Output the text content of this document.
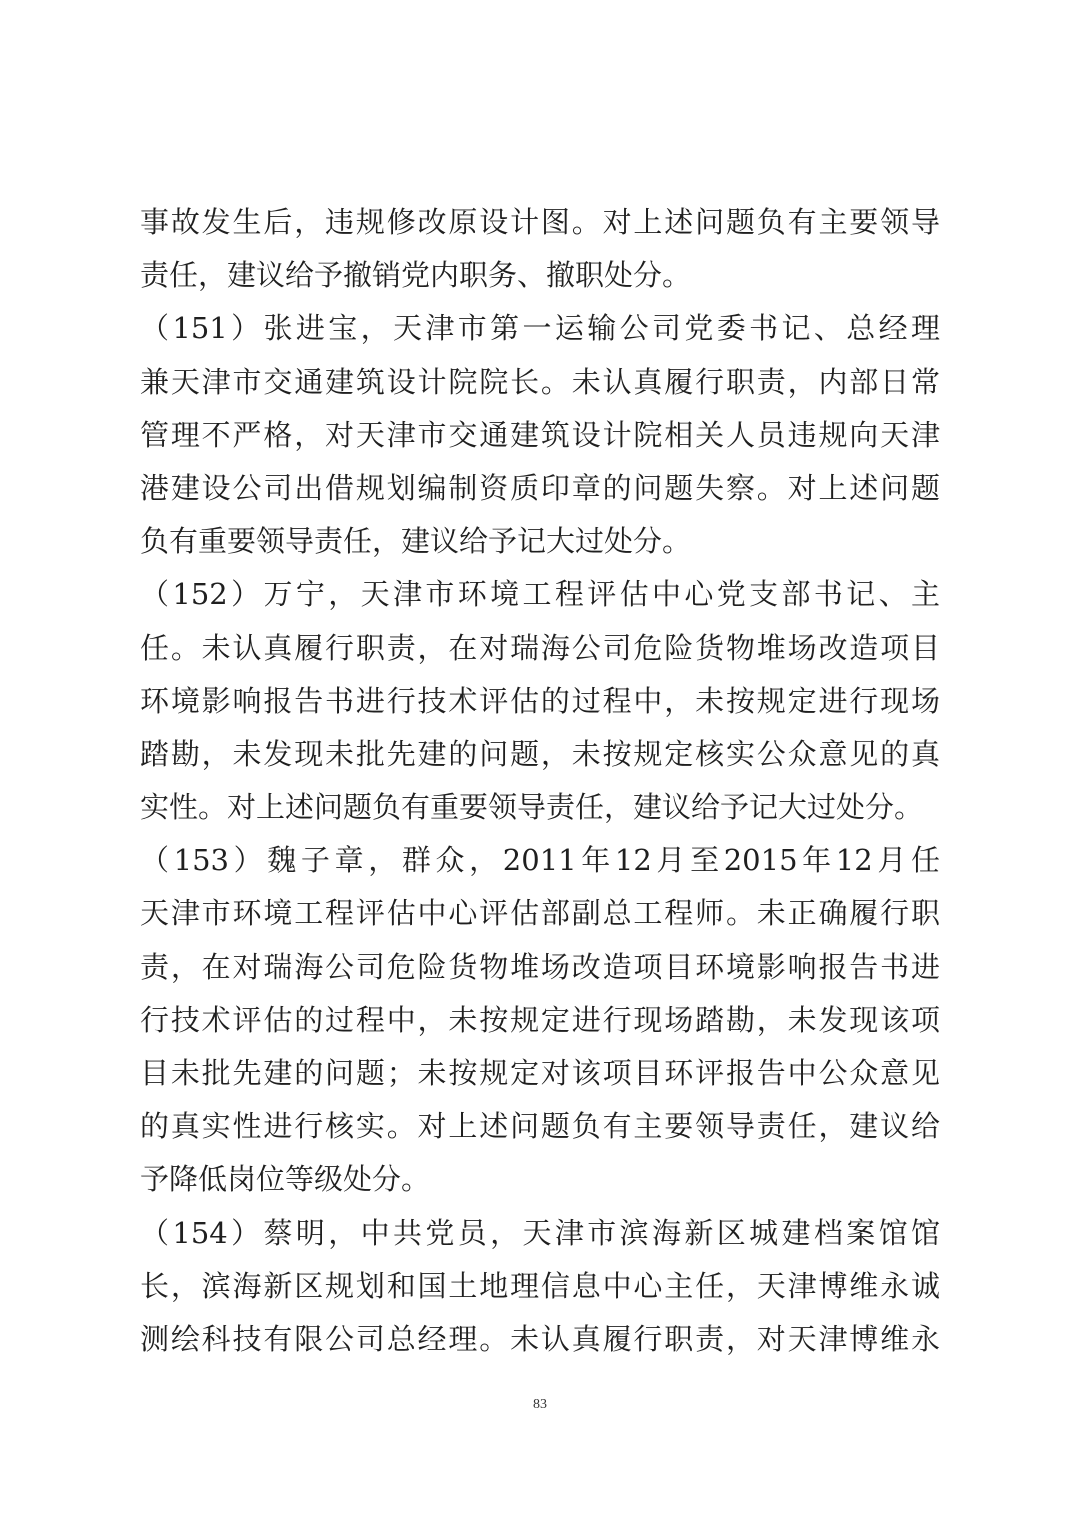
事故发生后，违规修改原设计图。对上述问题负有主要领导
责任，建议给予撤销党内职务、撤职处分。
（151）张进宝，天津市第一运输公司党委书记、总经理
兼天津市交通建筑设计院院长。未认真履行职责，内部日常
管理不严格，对天津市交通建筑设计院相关人员违规向天津
港建设公司出借规划编制资质印章的问题失察。对上述问题
负有重要领导责任，建议给予记大过处分。
（152）万宁，天津市环境工程评估中心党支部书记、主
任。未认真履行职责，在对瑞海公司危险货物堆场改造项目
环境影响报告书进行技术评估的过程中，未按规定进行现场
踏勘，未发现未批先建的问题，未按规定核实公众意见的真
实性。对上述问题负有重要领导责任，建议给予记大过处分。
（153）魏子章，群众，2011年12月至2015年12月任
天津市环境工程评估中心评估部副总工程师。未正确履行职
责，在对瑞海公司危险货物堆场改造项目环境影响报告书进
行技术评估的过程中，未按规定进行现场踏勘，未发现该项
目未批先建的问题；未按规定对该项目环评报告中公众意见
的真实性进行核实。对上述问题负有主要领导责任，建议给
予降低岗位等级处分。
（154）蔡明，中共党员，天津市滨海新区城建档案馆馆
长，滨海新区规划和国土地理信息中心主任，天津博维永诚
测绘科技有限公司总经理。未认真履行职责，对天津博维永
83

========================================

Aim: Give back the entries verbatim. Do not include any picture.

Problem solution:
Output the text content of this document.
事故发生后，违规修改原设计图。对上述问题负有主要领导
责任，建议给予撤销党内职务、撤职处分。
（151）张进宝，天津市第一运输公司党委书记、总经理
兼天津市交通建筑设计院院长。未认真履行职责，内部日常
管理不严格，对天津市交通建筑设计院相关人员违规向天津
港建设公司出借规划编制资质印章的问题失察。对上述问题
负有重要领导责任，建议给予记大过处分。
（152）万宁，天津市环境工程评估中心党支部书记、主
任。未认真履行职责，在对瑞海公司危险货物堆场改造项目
环境影响报告书进行技术评估的过程中，未按规定进行现场
踏勘，未发现未批先建的问题，未按规定核实公众意见的真
实性。对上述问题负有重要领导责任，建议给予记大过处分。
（153）魏子章，群众，2011年12月至2015年12月任
天津市环境工程评估中心评估部副总工程师。未正确履行职
责，在对瑞海公司危险货物堆场改造项目环境影响报告书进
行技术评估的过程中，未按规定进行现场踏勘，未发现该项
目未批先建的问题；未按规定对该项目环评报告中公众意见
的真实性进行核实。对上述问题负有主要领导责任，建议给
予降低岗位等级处分。
（154）蔡明，中共党员，天津市滨海新区城建档案馆馆
长，滨海新区规划和国土地理信息中心主任，天津博维永诚
测绘科技有限公司总经理。未认真履行职责，对天津博维永
83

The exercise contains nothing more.